Give the number of lines in the data that contain the word "PERCUSION"; no other text is needed.

- Supplied entries
[Start of section]

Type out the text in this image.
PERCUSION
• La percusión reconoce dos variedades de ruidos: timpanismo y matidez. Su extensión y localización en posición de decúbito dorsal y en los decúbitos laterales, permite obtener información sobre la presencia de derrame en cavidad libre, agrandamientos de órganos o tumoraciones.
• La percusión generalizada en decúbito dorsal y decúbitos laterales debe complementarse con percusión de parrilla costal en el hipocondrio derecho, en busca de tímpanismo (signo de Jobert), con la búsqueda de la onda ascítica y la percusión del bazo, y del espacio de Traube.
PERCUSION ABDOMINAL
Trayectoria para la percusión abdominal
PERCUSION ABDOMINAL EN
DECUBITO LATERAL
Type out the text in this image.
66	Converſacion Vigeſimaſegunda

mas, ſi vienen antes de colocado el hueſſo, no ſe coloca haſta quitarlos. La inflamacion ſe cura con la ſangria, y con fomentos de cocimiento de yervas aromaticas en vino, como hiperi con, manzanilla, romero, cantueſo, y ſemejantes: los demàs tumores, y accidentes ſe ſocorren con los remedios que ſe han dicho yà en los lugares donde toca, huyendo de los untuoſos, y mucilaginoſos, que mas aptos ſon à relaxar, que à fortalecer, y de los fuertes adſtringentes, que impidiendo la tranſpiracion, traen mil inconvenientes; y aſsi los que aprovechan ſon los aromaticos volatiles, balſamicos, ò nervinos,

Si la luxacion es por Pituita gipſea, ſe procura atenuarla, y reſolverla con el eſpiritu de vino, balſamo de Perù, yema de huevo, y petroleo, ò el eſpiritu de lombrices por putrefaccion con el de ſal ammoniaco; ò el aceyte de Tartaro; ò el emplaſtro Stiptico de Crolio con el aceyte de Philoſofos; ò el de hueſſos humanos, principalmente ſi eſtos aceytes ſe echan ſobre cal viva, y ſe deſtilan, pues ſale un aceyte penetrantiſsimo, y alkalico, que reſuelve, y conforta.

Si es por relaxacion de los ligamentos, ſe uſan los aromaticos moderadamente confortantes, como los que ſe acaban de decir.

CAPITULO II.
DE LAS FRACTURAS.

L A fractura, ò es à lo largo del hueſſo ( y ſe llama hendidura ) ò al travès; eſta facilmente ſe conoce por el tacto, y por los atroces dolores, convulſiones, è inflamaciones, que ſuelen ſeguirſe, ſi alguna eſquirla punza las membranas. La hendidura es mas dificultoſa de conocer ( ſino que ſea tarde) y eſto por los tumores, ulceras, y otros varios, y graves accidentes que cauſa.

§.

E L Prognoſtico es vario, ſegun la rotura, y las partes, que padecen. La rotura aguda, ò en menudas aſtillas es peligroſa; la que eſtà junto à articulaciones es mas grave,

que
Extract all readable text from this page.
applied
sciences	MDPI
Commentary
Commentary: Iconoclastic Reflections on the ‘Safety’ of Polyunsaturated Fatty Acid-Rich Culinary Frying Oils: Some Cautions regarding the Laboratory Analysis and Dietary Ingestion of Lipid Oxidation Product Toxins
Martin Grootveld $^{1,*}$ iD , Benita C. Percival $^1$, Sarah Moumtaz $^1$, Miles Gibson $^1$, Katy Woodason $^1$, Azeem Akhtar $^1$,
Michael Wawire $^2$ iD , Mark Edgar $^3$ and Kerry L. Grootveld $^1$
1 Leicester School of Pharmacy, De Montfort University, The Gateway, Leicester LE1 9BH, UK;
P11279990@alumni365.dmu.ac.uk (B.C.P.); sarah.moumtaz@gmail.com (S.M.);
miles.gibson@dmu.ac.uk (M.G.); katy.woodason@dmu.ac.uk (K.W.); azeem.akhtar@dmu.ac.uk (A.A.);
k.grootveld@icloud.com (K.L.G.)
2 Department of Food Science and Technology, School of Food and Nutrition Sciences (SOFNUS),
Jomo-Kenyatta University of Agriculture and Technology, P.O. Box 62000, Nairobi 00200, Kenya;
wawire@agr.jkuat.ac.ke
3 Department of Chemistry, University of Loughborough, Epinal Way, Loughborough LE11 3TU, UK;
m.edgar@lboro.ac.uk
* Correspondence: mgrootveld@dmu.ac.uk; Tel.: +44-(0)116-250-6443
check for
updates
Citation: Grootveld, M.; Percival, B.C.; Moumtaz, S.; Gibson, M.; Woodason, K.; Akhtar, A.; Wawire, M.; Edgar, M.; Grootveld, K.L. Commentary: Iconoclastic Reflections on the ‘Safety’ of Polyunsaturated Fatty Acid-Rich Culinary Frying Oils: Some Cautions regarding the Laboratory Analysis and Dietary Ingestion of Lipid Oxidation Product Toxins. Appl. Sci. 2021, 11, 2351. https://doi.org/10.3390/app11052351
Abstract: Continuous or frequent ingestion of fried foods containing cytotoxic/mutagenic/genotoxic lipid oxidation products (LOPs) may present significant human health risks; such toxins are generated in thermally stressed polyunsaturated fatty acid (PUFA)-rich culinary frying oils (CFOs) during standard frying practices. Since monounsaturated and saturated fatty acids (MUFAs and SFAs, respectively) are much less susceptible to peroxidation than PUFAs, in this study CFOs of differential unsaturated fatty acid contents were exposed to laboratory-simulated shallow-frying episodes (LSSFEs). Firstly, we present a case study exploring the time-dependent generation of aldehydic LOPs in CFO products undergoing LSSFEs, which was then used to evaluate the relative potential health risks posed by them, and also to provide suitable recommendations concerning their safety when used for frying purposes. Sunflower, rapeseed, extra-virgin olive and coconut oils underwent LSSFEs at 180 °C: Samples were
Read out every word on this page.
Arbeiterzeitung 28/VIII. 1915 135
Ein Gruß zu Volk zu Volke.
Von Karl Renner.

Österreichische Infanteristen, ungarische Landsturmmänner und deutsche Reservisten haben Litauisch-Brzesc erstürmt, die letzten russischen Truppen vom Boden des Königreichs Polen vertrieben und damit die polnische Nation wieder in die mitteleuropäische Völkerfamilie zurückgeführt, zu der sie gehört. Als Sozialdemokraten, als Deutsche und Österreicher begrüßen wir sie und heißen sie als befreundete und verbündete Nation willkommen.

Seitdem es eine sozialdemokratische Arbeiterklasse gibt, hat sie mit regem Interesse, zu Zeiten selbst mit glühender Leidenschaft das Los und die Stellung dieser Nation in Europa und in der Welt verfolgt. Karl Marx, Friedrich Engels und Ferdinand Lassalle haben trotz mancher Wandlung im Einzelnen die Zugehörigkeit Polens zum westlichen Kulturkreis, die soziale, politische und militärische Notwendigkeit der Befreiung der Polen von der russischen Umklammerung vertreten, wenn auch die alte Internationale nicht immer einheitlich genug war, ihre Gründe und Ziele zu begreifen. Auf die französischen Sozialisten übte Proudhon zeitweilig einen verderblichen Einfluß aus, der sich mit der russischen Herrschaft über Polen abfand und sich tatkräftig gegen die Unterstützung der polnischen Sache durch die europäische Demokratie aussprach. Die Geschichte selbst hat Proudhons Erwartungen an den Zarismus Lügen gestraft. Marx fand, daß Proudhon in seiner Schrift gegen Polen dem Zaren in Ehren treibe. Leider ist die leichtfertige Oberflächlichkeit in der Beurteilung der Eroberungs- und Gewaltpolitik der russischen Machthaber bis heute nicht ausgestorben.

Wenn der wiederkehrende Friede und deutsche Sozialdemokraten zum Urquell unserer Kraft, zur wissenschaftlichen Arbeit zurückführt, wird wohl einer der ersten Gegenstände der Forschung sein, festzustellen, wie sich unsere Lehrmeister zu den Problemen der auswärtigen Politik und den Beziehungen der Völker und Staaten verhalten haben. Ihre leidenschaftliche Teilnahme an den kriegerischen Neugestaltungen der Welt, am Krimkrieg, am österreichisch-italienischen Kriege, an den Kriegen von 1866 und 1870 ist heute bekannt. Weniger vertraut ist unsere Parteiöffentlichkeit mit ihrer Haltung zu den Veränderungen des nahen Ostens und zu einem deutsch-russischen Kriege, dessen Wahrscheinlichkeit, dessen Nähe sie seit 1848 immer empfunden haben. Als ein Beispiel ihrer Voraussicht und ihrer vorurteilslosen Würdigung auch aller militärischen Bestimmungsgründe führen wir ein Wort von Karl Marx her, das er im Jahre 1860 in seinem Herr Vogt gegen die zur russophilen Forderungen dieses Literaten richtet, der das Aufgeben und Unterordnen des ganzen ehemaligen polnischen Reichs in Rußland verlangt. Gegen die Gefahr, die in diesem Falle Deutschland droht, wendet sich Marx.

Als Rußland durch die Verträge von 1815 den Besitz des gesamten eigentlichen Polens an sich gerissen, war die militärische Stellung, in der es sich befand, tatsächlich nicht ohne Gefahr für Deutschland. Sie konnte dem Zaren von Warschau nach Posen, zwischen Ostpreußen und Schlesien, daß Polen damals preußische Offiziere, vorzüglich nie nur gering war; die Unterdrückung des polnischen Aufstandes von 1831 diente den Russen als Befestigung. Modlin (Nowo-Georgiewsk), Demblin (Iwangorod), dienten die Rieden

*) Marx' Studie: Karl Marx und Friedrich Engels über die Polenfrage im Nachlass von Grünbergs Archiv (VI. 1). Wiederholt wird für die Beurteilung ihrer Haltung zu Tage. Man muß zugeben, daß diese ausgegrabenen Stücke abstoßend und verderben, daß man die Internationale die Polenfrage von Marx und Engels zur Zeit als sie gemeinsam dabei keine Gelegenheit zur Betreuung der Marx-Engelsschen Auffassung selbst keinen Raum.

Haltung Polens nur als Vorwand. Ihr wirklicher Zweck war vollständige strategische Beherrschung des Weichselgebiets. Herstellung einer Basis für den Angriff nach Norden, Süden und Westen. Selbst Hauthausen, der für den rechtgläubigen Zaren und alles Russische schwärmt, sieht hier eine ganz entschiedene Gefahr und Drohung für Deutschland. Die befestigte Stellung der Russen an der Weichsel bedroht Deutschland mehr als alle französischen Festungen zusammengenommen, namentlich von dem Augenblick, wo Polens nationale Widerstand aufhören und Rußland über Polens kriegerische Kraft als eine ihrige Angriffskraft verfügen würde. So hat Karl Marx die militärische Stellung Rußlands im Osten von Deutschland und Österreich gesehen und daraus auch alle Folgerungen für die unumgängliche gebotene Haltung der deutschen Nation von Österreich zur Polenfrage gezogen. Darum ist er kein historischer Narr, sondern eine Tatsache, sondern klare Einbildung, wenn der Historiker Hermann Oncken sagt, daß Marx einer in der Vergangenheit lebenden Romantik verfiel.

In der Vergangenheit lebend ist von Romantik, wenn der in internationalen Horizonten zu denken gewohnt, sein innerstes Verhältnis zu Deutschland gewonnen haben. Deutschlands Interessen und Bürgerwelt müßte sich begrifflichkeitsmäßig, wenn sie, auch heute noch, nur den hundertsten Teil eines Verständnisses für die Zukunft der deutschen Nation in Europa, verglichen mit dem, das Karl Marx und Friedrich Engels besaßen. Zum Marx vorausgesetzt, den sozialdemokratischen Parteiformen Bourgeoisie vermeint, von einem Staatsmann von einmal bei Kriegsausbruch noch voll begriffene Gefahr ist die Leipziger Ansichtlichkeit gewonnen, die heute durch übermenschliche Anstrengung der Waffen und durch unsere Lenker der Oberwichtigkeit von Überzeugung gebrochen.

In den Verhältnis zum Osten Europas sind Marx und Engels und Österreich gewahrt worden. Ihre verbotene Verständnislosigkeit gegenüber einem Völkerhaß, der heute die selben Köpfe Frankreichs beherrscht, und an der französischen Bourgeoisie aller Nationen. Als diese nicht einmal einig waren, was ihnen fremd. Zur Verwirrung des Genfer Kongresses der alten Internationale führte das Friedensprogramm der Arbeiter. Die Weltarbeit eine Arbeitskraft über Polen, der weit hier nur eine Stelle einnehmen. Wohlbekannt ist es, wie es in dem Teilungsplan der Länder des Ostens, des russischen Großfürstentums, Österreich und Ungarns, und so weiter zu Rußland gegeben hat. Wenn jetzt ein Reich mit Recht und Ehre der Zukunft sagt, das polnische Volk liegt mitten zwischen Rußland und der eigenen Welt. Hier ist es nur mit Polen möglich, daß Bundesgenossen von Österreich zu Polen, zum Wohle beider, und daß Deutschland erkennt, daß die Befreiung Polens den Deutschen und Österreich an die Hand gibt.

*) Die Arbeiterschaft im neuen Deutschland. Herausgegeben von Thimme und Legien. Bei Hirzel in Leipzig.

[End of section]

- Expected answer
3